--- BEGIN Data listing ---
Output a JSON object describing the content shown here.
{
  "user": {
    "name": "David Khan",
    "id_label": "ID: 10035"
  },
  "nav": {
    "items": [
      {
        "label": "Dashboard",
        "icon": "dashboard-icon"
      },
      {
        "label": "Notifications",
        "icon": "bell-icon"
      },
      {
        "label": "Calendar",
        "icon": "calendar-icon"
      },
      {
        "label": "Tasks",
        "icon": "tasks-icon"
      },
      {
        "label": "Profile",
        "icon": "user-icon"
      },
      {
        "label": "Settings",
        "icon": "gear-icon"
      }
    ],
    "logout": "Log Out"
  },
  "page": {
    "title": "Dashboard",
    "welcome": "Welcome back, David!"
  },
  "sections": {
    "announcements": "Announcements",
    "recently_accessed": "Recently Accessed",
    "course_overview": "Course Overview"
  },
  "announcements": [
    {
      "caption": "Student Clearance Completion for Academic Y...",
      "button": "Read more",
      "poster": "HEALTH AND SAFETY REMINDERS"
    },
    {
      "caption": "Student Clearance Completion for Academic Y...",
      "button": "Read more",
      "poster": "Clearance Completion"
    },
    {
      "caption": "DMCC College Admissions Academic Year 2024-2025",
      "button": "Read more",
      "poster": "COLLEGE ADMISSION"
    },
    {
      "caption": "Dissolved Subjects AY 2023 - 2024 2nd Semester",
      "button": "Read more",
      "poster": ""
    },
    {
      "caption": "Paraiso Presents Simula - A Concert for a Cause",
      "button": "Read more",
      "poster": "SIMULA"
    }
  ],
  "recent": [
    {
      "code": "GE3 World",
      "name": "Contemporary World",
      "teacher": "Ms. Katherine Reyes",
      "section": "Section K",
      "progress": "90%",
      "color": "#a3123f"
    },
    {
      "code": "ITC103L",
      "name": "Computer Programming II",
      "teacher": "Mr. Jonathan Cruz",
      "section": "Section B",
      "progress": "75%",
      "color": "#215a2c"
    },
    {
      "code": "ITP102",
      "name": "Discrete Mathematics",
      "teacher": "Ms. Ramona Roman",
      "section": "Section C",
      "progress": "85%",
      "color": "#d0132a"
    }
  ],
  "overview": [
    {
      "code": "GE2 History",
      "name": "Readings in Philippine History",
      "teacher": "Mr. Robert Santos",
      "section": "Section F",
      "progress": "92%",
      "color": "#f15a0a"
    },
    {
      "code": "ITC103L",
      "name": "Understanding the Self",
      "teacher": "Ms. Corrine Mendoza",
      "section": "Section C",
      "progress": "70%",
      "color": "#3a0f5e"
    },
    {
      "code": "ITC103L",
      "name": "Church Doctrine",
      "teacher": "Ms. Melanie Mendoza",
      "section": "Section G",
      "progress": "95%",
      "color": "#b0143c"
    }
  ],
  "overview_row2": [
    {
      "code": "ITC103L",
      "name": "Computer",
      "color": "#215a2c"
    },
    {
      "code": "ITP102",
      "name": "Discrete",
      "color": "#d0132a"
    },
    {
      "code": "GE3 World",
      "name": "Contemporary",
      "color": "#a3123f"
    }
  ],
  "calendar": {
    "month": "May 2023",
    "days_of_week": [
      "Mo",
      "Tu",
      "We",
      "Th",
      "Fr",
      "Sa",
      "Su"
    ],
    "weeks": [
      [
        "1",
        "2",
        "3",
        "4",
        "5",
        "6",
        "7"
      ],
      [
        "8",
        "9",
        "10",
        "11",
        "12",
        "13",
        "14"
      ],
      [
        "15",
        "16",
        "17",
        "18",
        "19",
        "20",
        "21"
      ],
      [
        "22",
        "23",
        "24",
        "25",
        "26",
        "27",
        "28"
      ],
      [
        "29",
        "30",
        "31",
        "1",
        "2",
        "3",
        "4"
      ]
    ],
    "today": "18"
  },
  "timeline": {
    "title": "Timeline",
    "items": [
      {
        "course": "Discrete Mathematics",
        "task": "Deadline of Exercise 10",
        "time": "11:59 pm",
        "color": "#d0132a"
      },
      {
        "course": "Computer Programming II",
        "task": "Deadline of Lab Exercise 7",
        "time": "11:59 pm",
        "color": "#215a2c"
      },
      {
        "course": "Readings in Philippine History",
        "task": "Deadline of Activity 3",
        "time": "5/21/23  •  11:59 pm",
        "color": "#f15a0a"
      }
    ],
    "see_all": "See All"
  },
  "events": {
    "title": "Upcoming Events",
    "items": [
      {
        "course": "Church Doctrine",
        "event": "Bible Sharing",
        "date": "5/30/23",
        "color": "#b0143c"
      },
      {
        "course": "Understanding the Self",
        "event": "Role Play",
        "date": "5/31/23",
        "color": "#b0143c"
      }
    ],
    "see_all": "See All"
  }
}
--- END Data listing ---
● Requirements: All of the data must be returned exactly.

● Solution for this task:
Output a JSON object describing the content shown here.
{
  "user": {
    "name": "David Khan",
    "id_label": "ID: 10035"
  },
  "nav": {
    "items": [
      {
        "label": "Dashboard",
        "icon": "dashboard-icon"
      },
      {
        "label": "Notifications",
        "icon": "bell-icon"
      },
      {
        "label": "Calendar",
        "icon": "calendar-icon"
      },
      {
        "label": "Tasks",
        "icon": "tasks-icon"
      },
      {
        "label": "Profile",
        "icon": "user-icon"
      },
      {
        "label": "Settings",
        "icon": "gear-icon"
      }
    ],
    "logout": "Log Out"
  },
  "page": {
    "title": "Dashboard",
    "welcome": "Welcome back, David!"
  },
  "sections": {
    "announcements": "Announcements",
    "recently_accessed": "Recently Accessed",
    "course_overview": "Course Overview"
  },
  "announcements": [
    {
      "caption": "Student Clearance Completion for Academic Y...",
      "button": "Read more",
      "poster": "HEALTH AND SAFETY REMINDERS"
    },
    {
      "caption": "Student Clearance Completion for Academic Y...",
      "button": "Read more",
      "poster": "Clearance Completion"
    },
    {
      "caption": "DMCC College Admissions Academic Year 2024-2025",
      "button": "Read more",
      "poster": "COLLEGE ADMISSION"
    },
    {
      "caption": "Dissolved Subjects AY 2023 - 2024 2nd Semester",
      "button": "Read more",
      "poster": ""
    },
    {
      "caption": "Paraiso Presents Simula - A Concert for a Cause",
      "button": "Read more",
      "poster": "SIMULA"
    }
  ],
  "recent": [
    {
      "code": "GE3 World",
      "name": "Contemporary World",
      "teacher": "Ms. Katherine Reyes",
      "section": "Section K",
      "progress": "90%",
      "color": "#a3123f"
    },
    {
      "code": "ITC103L",
      "name": "Computer Programming II",
      "teacher": "Mr. Jonathan Cruz",
      "section": "Section B",
      "progress": "75%",
      "color": "#215a2c"
    },
    {
      "code": "ITP102",
      "name": "Discrete Mathematics",
      "teacher": "Ms. Ramona Roman",
      "section": "Section C",
      "progress": "85%",
      "color": "#d0132a"
    }
  ],
  "overview": [
    {
      "code": "GE2 History",
      "name": "Readings in Philippine History",
      "teacher": "Mr. Robert Santos",
      "section": "Section F",
      "progress": "92%",
      "color": "#f15a0a"
    },
    {
      "code": "ITC103L",
      "name": "Understanding the Self",
      "teacher": "Ms. Corrine Mendoza",
      "section": "Section C",
      "progress": "70%",
      "color": "#3a0f5e"
    },
    {
      "code": "ITC103L",
      "name": "Church Doctrine",
      "teacher": "Ms. Melanie Mendoza",
      "section": "Section G",
      "progress": "95%",
      "color": "#b0143c"
    }
  ],
  "overview_row2": [
    {
      "code": "ITC103L",
      "name": "Computer",
      "color": "#215a2c"
    },
    {
      "code": "ITP102",
      "name": "Discrete",
      "color": "#d0132a"
    },
    {
      "code": "GE3 World",
      "name": "Contemporary",
      "color": "#a3123f"
    }
  ],
  "calendar": {
    "month": "May 2023",
    "days_of_week": [
      "Mo",
      "Tu",
      "We",
      "Th",
      "Fr",
      "Sa",
      "Su"
    ],
    "weeks": [
      [
        "1",
        "2",
        "3",
        "4",
        "5",
        "6",
        "7"
      ],
      [
        "8",
        "9",
        "10",
        "11",
        "12",
        "13",
        "14"
      ],
      [
        "15",
        "16",
        "17",
        "18",
        "19",
        "20",
        "21"
      ],
      [
        "22",
        "23",
        "24",
        "25",
        "26",
        "27",
        "28"
      ],
      [
        "29",
        "30",
        "31",
        "1",
        "2",
        "3",
        "4"
      ]
    ],
    "today": "18"
  },
  "timeline": {
    "title": "Timeline",
    "items": [
      {
        "course": "Discrete Mathematics",
        "task": "Deadline of Exercise 10",
        "time": "11:59 pm",
        "color": "#d0132a"
      },
      {
        "course": "Computer Programming II",
        "task": "Deadline of Lab Exercise 7",
        "time": "11:59 pm",
        "color": "#215a2c"
      },
      {
        "course": "Readings in Philippine History",
        "task": "Deadline of Activity 3",
        "time": "5/21/23  •  11:59 pm",
        "color": "#f15a0a"
      }
    ],
    "see_all": "See All"
  },
  "events": {
    "title": "Upcoming Events",
    "items": [
      {
        "course": "Church Doctrine",
        "event": "Bible Sharing",
        "date": "5/30/23",
        "color": "#b0143c"
      },
      {
        "course": "Understanding the Self",
        "event": "Role Play",
        "date": "5/31/23",
        "color": "#b0143c"
      }
    ],
    "see_all": "See All"
  }
}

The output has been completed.